### Exercise
Reproduce all lines of the listing below in which the word "Zone" occurs.

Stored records
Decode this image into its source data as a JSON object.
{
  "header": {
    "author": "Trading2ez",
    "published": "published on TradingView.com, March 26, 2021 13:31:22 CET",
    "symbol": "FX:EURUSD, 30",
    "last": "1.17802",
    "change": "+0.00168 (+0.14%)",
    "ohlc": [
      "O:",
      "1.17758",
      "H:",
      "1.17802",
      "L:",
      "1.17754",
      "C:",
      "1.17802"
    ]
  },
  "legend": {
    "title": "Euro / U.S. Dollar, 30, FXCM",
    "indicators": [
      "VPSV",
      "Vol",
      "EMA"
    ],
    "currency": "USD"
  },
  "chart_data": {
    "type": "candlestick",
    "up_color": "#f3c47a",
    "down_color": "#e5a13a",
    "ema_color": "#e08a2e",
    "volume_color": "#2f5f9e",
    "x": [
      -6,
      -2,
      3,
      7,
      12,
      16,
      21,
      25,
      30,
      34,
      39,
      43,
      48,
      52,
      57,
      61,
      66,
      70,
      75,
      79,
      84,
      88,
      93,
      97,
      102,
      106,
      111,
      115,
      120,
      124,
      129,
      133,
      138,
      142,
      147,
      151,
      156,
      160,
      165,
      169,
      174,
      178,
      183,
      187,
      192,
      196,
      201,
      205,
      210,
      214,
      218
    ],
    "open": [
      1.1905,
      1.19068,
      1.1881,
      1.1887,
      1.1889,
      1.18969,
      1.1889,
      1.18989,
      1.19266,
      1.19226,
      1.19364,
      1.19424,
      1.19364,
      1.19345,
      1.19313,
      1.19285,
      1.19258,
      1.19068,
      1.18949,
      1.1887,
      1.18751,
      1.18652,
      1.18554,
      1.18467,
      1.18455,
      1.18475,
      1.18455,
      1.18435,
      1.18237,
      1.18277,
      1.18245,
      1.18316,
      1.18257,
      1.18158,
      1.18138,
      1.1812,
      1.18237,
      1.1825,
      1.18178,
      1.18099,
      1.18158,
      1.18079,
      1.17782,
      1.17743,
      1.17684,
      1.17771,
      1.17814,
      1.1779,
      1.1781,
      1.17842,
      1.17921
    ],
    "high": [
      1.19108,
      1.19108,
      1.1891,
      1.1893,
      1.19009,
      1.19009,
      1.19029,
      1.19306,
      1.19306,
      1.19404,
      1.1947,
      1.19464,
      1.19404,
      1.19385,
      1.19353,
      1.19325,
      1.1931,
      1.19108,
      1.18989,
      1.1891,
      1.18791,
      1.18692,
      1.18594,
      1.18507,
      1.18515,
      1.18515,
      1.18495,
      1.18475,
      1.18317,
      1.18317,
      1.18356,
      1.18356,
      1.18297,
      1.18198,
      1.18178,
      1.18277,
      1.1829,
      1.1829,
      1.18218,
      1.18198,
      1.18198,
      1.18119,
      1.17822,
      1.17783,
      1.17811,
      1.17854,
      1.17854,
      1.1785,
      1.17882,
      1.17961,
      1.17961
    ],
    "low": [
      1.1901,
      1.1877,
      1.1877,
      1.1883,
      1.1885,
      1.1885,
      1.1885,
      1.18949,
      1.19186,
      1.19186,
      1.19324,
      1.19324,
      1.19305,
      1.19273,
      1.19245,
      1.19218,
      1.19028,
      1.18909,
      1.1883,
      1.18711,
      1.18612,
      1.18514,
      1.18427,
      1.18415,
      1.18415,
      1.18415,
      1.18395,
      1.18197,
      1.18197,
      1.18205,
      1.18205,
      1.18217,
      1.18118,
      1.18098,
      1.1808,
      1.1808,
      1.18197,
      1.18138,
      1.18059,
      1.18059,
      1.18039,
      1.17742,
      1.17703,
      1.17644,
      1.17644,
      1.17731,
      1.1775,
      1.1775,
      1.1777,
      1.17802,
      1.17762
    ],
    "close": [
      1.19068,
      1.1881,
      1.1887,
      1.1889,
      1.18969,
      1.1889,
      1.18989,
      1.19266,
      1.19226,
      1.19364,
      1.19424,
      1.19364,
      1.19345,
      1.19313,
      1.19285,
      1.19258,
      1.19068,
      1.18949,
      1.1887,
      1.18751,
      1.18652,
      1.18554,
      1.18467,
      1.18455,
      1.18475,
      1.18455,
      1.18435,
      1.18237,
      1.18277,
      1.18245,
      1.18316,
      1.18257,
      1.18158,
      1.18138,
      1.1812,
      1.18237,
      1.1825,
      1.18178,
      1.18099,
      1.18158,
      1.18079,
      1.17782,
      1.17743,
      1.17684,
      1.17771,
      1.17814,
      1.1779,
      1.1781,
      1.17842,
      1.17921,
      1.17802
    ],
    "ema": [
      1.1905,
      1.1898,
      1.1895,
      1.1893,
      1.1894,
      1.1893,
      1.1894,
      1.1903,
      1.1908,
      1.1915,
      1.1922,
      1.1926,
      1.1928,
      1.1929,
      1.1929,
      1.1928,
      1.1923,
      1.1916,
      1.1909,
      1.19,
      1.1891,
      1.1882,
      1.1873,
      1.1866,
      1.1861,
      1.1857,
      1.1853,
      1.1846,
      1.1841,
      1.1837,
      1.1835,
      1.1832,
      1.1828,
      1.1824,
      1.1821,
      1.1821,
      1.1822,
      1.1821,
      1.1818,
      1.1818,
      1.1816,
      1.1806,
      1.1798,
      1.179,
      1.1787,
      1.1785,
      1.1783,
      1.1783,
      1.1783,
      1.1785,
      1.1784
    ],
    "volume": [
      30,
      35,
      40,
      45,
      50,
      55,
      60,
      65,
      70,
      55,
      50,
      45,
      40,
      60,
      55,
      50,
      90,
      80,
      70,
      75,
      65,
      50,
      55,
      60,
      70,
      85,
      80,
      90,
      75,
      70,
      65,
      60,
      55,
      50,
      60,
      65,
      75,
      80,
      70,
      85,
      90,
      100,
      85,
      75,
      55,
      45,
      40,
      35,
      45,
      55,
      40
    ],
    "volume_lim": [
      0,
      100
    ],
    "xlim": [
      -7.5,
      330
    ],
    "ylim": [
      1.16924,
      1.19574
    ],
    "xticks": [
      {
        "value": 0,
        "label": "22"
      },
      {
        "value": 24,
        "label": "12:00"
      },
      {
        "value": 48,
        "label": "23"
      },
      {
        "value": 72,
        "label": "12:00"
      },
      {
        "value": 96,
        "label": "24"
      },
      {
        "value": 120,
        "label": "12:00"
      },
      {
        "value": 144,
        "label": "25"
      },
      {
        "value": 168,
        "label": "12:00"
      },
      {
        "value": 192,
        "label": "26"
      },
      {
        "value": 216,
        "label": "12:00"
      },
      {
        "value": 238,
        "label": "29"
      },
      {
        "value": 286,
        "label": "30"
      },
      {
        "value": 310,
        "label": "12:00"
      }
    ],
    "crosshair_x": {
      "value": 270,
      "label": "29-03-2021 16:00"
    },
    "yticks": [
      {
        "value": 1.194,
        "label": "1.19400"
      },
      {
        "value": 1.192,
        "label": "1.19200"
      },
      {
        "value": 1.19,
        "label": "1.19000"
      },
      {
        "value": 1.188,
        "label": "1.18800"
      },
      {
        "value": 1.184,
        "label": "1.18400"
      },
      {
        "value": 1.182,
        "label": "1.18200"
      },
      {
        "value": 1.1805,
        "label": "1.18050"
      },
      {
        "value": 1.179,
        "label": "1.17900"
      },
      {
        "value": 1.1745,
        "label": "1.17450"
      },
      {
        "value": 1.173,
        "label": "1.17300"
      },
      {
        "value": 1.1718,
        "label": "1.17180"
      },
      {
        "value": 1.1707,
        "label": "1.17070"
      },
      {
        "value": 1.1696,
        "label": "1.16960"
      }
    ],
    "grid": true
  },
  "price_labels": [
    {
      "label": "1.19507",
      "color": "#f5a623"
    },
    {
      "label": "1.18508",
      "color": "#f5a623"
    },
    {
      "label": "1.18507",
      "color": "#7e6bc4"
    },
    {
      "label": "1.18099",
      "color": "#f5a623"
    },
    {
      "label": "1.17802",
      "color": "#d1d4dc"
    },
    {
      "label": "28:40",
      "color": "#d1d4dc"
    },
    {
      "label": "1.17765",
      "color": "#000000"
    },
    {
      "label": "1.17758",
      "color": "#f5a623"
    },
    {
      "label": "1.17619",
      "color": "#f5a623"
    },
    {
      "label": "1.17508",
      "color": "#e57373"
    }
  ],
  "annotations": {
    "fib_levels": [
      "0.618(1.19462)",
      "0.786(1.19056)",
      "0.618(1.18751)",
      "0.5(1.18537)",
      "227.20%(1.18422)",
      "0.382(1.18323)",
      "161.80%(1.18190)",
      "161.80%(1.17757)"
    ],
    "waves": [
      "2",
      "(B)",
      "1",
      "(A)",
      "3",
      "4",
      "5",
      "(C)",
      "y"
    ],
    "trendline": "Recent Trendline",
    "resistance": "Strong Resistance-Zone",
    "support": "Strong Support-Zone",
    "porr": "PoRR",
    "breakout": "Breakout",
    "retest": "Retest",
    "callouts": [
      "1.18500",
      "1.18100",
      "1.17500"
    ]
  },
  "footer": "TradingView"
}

### Output for this task
    "resistance": "Strong Resistance-Zone",
    "support": "Strong Support-Zone",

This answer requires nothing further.